L’excuse de la BCE publiée dans son rapport ne tient pas la route. La Banque ne peut en effet reprocher aux États de ne rien entreprendre pour soutenir sa politique monétaire alors qu’elle réclame de leur part qu’ils respectent le diktat budgétaire. Elle n’a pas encore compris qu’il n’y aura aucune relance sans retour de la confiance. Des taux nuls ou même négatifs ne changeront rien à l’affaire.

Pas de distribution par hélicoptère

En fait, le commentaire de la BCE confirme une chose : la Banque n’a nulle intention de distribuer l’argent directement aux ménages (“helicopter money”). Ce serait pourtant la méthode la plus efficace pour relancer la conjoncture. Comme tout un chacun doit avoir un compte en banque, la BCE aurait connaissance de l’utilisation de ses largesses à tout moment. Certes, elle n’aurait aucune influence quant à cette utilisation. Finalement, cela ne serait pas différent de ce qui se passe actuellement : les banques bénéficiaires de ses largesses n’en font elles aussi qu’à leur tête.

Des taux nuls ou négatifs n’ont que peu d’incidence sur l’évolution conjoncturelle de la région. Ils affectent cependant la valeur de la monnaie. Ils sont par conséquent une arme destructive dans la guerre des devises que se mènent les principales banques centrales entre elles. On le voit d’ailleurs aujourd’hui au Japon. Plus les taux y dégringolent, plus le JPY devient intéressant pour financer la spéculation. Un emprunt en JPY ne coûte plus rien. Il rapporte parfois. Il permet de toute façon de spéculer sur les marchés offrant encore un retour positif. L’euro (EUR) subit des conséquences similaires de nos jours. Chez nous on n’utilise pas directement la monnaie, mais des obligations.

■ CONSIGNE
Pour chacune des affirmations suivantes, dites si elle concorde avec le texte sur la BCE, en répondant par oui ou non et en citant mot pour mot le passage décisif. 1. La BCE compte distribuer l’argent directement aux ménages. 2. Des taux nuls ou négatifs affectent la valeur de la monnaie. 3. Un emprunt en JPY coûte plus cher qu’avant.

■ DONNÉES
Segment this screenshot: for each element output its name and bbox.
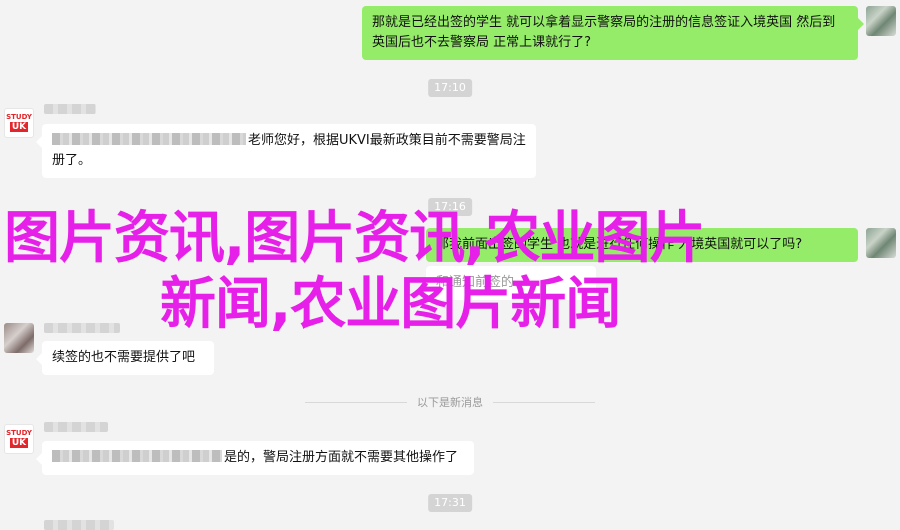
message-text: 续签的也不需要提供了吧: [52, 350, 196, 365]
watermark-overlay-line-2: 新闻,农业图片新闻: [160, 272, 621, 337]
divider-label: 以下是新消息: [417, 396, 483, 409]
message-bubble-incoming[interactable]: 续签的也不需要提供了吧: [36, 341, 214, 375]
new-messages-divider: 以下是新消息: [305, 394, 595, 410]
avatar-logo-mark: UK: [9, 438, 29, 448]
contact-avatar[interactable]: [4, 323, 34, 353]
message-bubble-outgoing[interactable]: 那就是已经出签的学生 就可以拿着显示警察局的注册的信息签证入境英国 然后到英国后…: [362, 6, 864, 60]
divider-line: [305, 401, 407, 403]
avatar-logo-text: STUDY: [6, 429, 32, 437]
message-text: 是的，警局注册方面就不需要其他操作了: [224, 450, 459, 465]
avatar-logo-mark: UK: [9, 122, 29, 132]
message-bubble-incoming[interactable]: 是的，警局注册方面就不需要其他操作了: [36, 441, 474, 475]
sender-name-redacted: [44, 520, 114, 530]
self-avatar[interactable]: [866, 6, 896, 36]
sender-name-redacted: [44, 104, 96, 114]
message-bubble-incoming[interactable]: 老师您好，根据UKVI最新政策目前不需要警局注册了。: [36, 124, 536, 178]
sender-name-redacted: [44, 422, 108, 432]
self-avatar[interactable]: [866, 228, 896, 258]
agency-avatar[interactable]: STUDY UK: [4, 424, 34, 454]
timestamp: 17:31: [428, 494, 472, 512]
redacted-text: [52, 133, 246, 145]
timestamp: 17:10: [428, 79, 472, 97]
message-text: 那就是已经出签的学生 就可以拿着显示警察局的注册的信息签证入境英国 然后到英国后…: [372, 15, 836, 50]
divider-line: [493, 401, 595, 403]
watermark-overlay-line-1: 图片资讯,图片资讯,农业图片: [4, 206, 706, 271]
redacted-text: [52, 450, 222, 462]
agency-avatar[interactable]: STUDY UK: [4, 108, 34, 138]
sender-name-redacted: [44, 323, 120, 333]
avatar-logo-text: STUDY: [6, 113, 32, 121]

■ CORRIGÉ
1. Non : « la Banque n’a nulle intention de distribuer l’argent directement aux ménages »
2. Oui : « Ils affectent cependant la valeur de la monnaie. »
3. Non : « Un emprunt en JPY ne coûte plus rien. »